__Data rows__.
=-=-=-=-=
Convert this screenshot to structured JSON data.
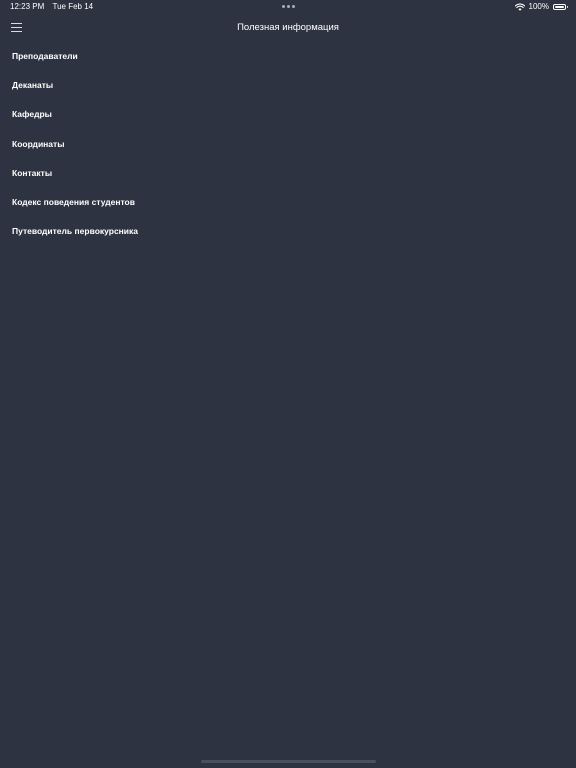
{
  "status_bar": {
    "time": "12:23 PM",
    "date": "Tue Feb 14",
    "battery_percent": "100%",
    "icons": [
      "multitasking-dots-icon",
      "wifi-icon",
      "battery-icon"
    ]
  },
  "nav_bar": {
    "title": "Полезная информация",
    "menu_icon": "hamburger-menu-icon"
  },
  "menu": {
    "items": [
      {
        "label": "Преподаватели"
      },
      {
        "label": "Деканаты"
      },
      {
        "label": "Кафедры"
      },
      {
        "label": "Координаты"
      },
      {
        "label": "Контакты"
      },
      {
        "label": "Кодекс поведения студентов"
      },
      {
        "label": "Путеводитель первокурсника"
      }
    ]
  },
  "colors": {
    "background": "#2d3340",
    "text": "#ffffff",
    "home_indicator": "#4a5060"
  }
}
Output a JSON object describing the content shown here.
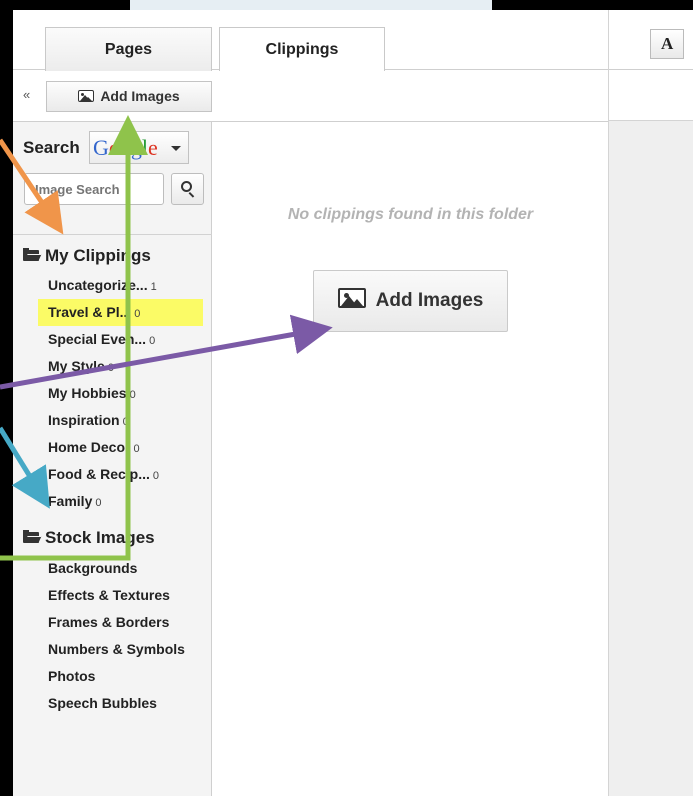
{
  "tabs": [
    {
      "label": "Pages"
    },
    {
      "label": "Clippings"
    }
  ],
  "toolbar": {
    "collapse_label": "«",
    "add_images_label": "Add Images"
  },
  "right_panel": {
    "font_button_label": "A"
  },
  "search": {
    "label": "Search",
    "provider": "Google",
    "placeholder": "Image Search"
  },
  "my_clippings": {
    "title": "My Clippings",
    "items": [
      {
        "label": "Uncategorize...",
        "count": "1"
      },
      {
        "label": "Travel & Pl...",
        "count": "0",
        "selected": true
      },
      {
        "label": "Special Even...",
        "count": "0"
      },
      {
        "label": "My Style",
        "count": "0"
      },
      {
        "label": "My Hobbies",
        "count": "0"
      },
      {
        "label": "Inspiration",
        "count": "0"
      },
      {
        "label": "Home Decor",
        "count": "0"
      },
      {
        "label": "Food & Recip...",
        "count": "0"
      },
      {
        "label": "Family",
        "count": "0"
      }
    ]
  },
  "stock_images": {
    "title": "Stock Images",
    "items": [
      {
        "label": "Backgrounds"
      },
      {
        "label": "Effects & Textures"
      },
      {
        "label": "Frames & Borders"
      },
      {
        "label": "Numbers & Symbols"
      },
      {
        "label": "Photos"
      },
      {
        "label": "Speech Bubbles"
      }
    ]
  },
  "content": {
    "empty_message": "No clippings found in this folder",
    "add_images_label": "Add Images"
  },
  "icons": {
    "add_images": "image-icon",
    "folder": "folder-open-icon",
    "search": "search-icon",
    "dropdown": "caret-down-icon"
  },
  "colors": {
    "selected_highlight": "#fbfb66",
    "arrow_orange": "#f0954a",
    "arrow_green": "#8fc34b",
    "arrow_purple": "#7b5aa6",
    "arrow_blue": "#46a9c6"
  }
}
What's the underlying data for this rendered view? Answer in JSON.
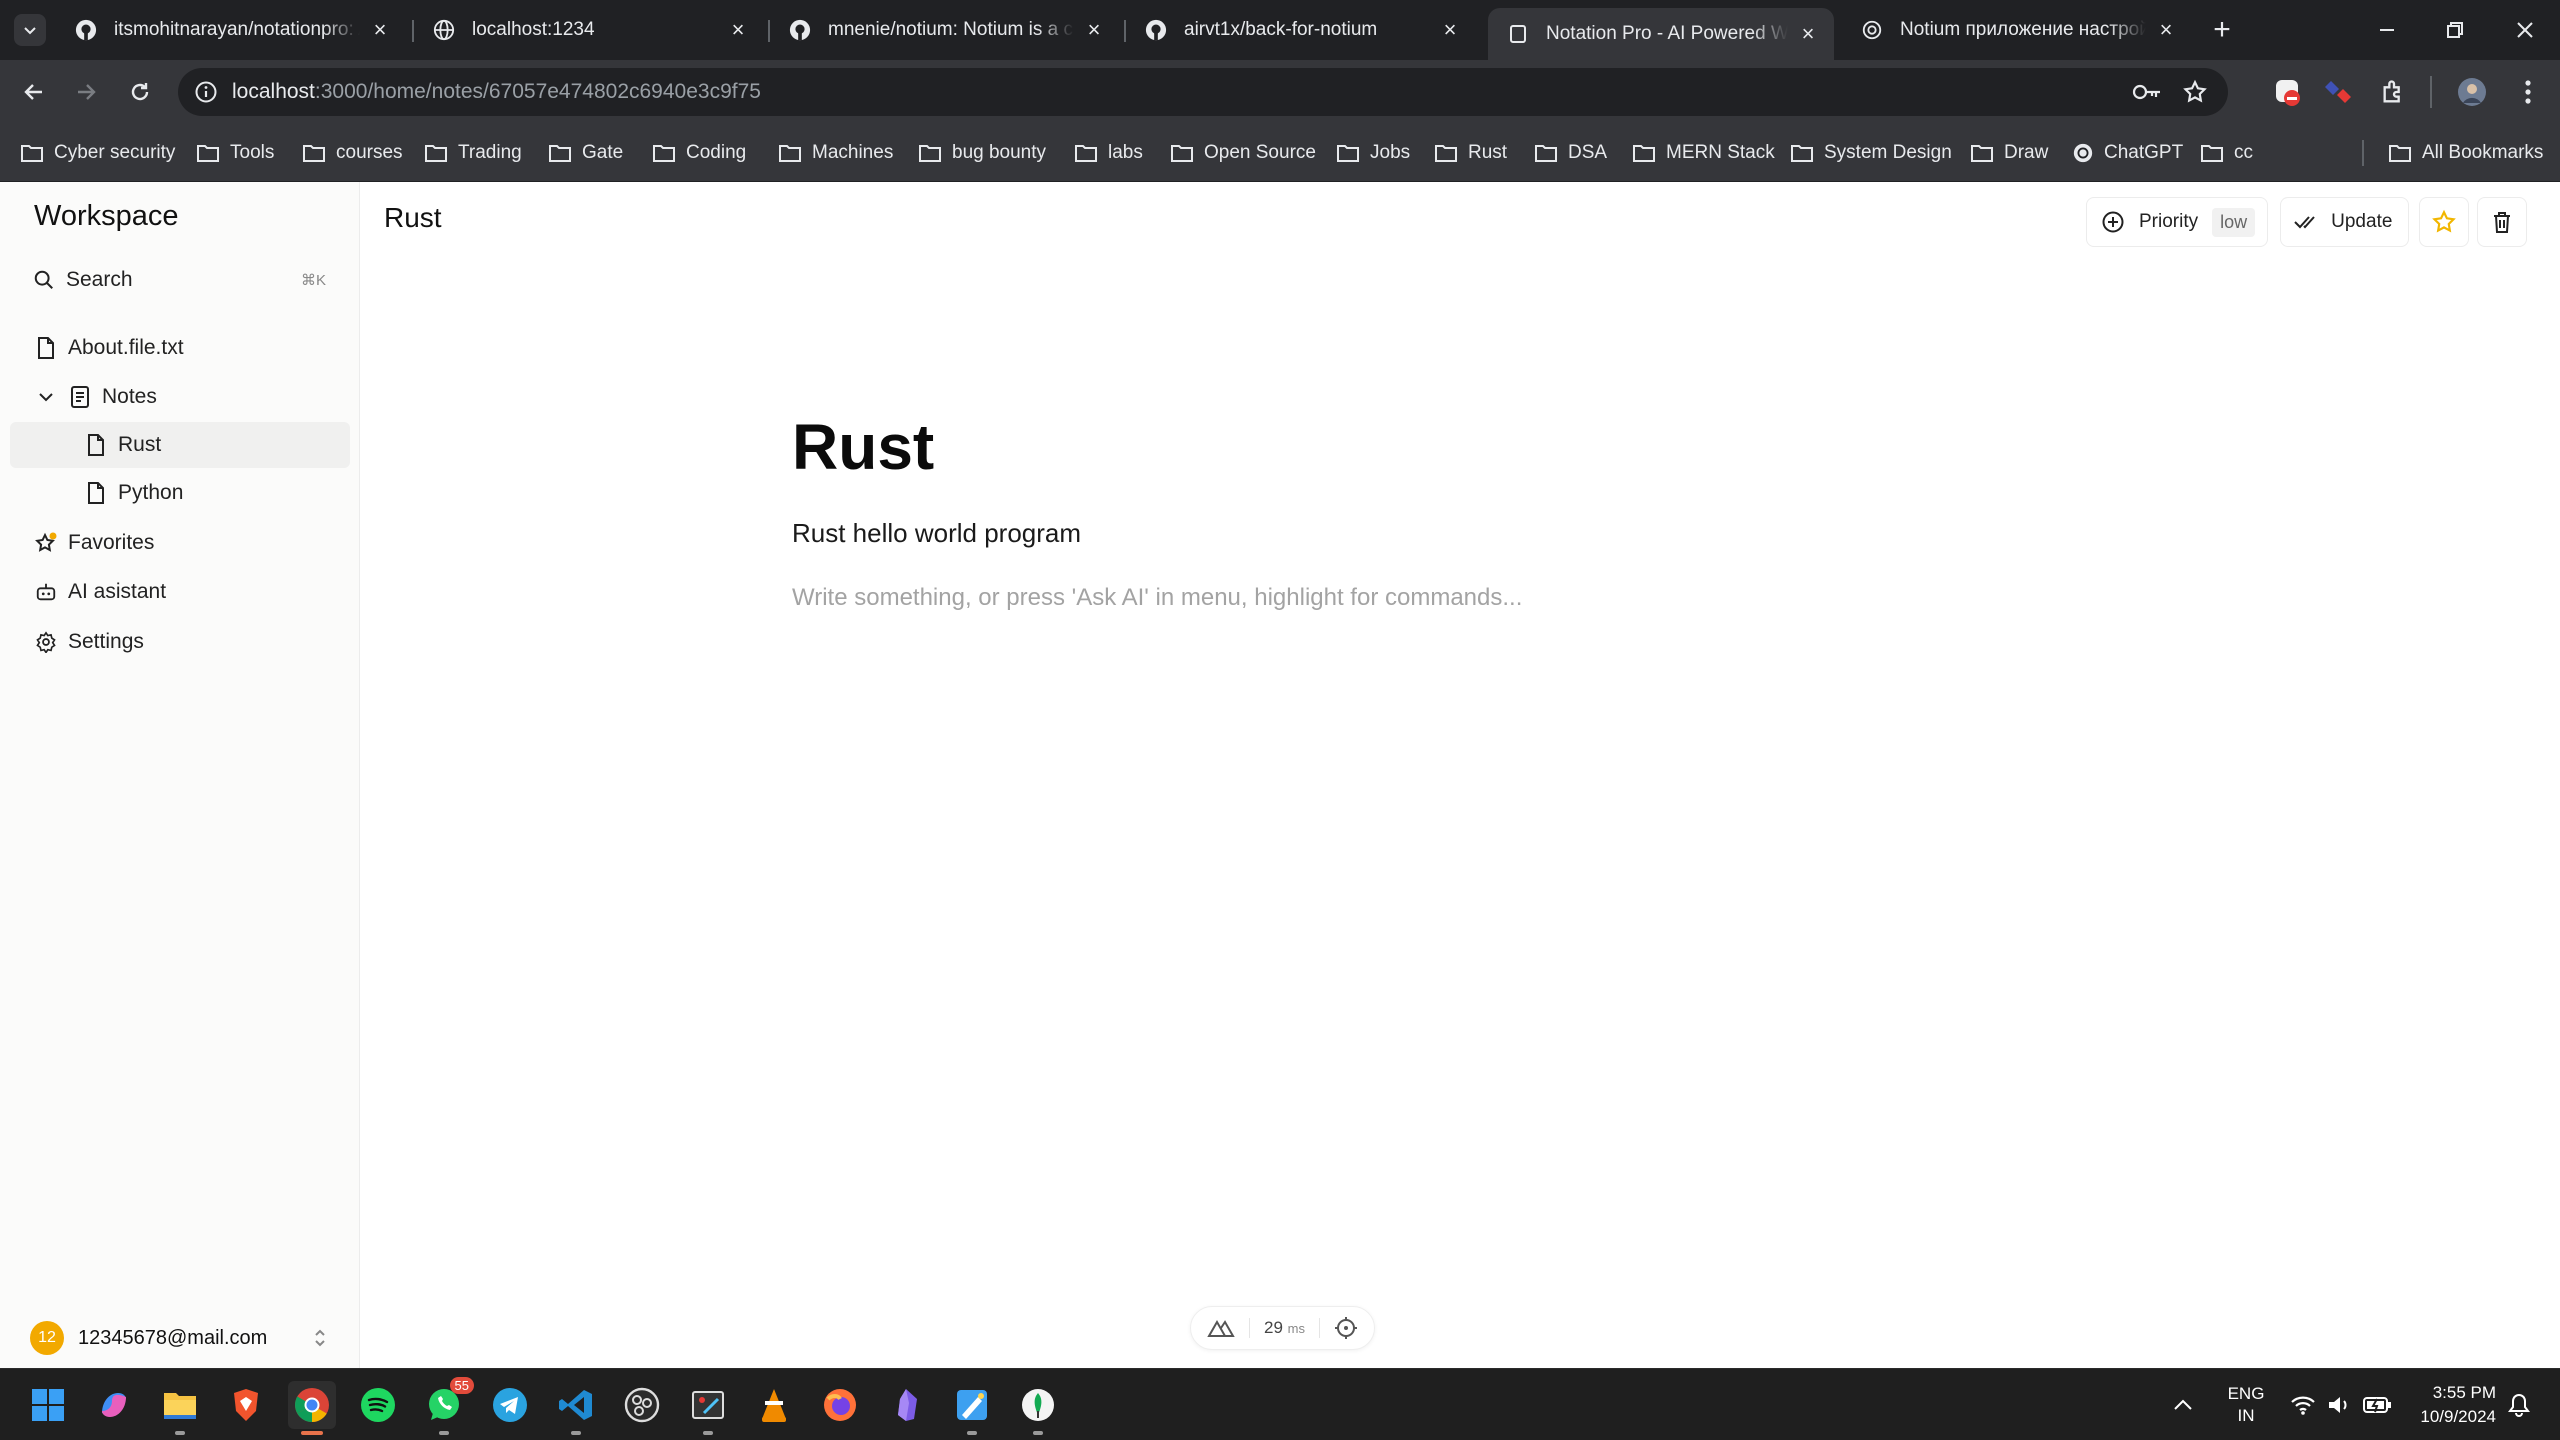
=-=-=-=-=
__Goal of the exercise__.
Transcribe all of the records above character for character. Exclude the pictures.

__Correct answer__.
Convert this screenshot to structured JSON data.
{
  "status_bar": {
    "time": "12:23 PM",
    "date": "Tue Feb 14",
    "battery_percent": "100%",
    "icons": [
      "multitasking-dots-icon",
      "wifi-icon",
      "battery-icon"
    ]
  },
  "nav_bar": {
    "title": "Полезная информация",
    "menu_icon": "hamburger-menu-icon"
  },
  "menu": {
    "items": [
      {
        "label": "Преподаватели"
      },
      {
        "label": "Деканаты"
      },
      {
        "label": "Кафедры"
      },
      {
        "label": "Координаты"
      },
      {
        "label": "Контакты"
      },
      {
        "label": "Кодекс поведения студентов"
      },
      {
        "label": "Путеводитель первокурсника"
      }
    ]
  },
  "colors": {
    "background": "#2d3340",
    "text": "#ffffff",
    "home_indicator": "#4a5060"
  }
}
Output a JSON object describing the content shown here.
{
  "tabs": [
    {
      "label": "Pages"
    },
    {
      "label": "Clippings"
    }
  ],
  "toolbar": {
    "collapse_label": "«",
    "add_images_label": "Add Images"
  },
  "right_panel": {
    "font_button_label": "A"
  },
  "search": {
    "label": "Search",
    "provider": "Google",
    "placeholder": "Image Search"
  },
  "my_clippings": {
    "title": "My Clippings",
    "items": [
      {
        "label": "Uncategorize...",
        "count": "1"
      },
      {
        "label": "Travel & Pl...",
        "count": "0",
        "selected": true
      },
      {
        "label": "Special Even...",
        "count": "0"
      },
      {
        "label": "My Style",
        "count": "0"
      },
      {
        "label": "My Hobbies",
        "count": "0"
      },
      {
        "label": "Inspiration",
        "count": "0"
      },
      {
        "label": "Home Decor",
        "count": "0"
      },
      {
        "label": "Food & Recip...",
        "count": "0"
      },
      {
        "label": "Family",
        "count": "0"
      }
    ]
  },
  "stock_images": {
    "title": "Stock Images",
    "items": [
      {
        "label": "Backgrounds"
      },
      {
        "label": "Effects & Textures"
      },
      {
        "label": "Frames & Borders"
      },
      {
        "label": "Numbers & Symbols"
      },
      {
        "label": "Photos"
      },
      {
        "label": "Speech Bubbles"
      }
    ]
  },
  "content": {
    "empty_message": "No clippings found in this folder",
    "add_images_label": "Add Images"
  },
  "icons": {
    "add_images": "image-icon",
    "folder": "folder-open-icon",
    "search": "search-icon",
    "dropdown": "caret-down-icon"
  },
  "colors": {
    "selected_highlight": "#fbfb66",
    "arrow_orange": "#f0954a",
    "arrow_green": "#8fc34b",
    "arrow_purple": "#7b5aa6",
    "arrow_blue": "#46a9c6"
  }
}
What's the underlying data for this rendered view? Answer in JSON.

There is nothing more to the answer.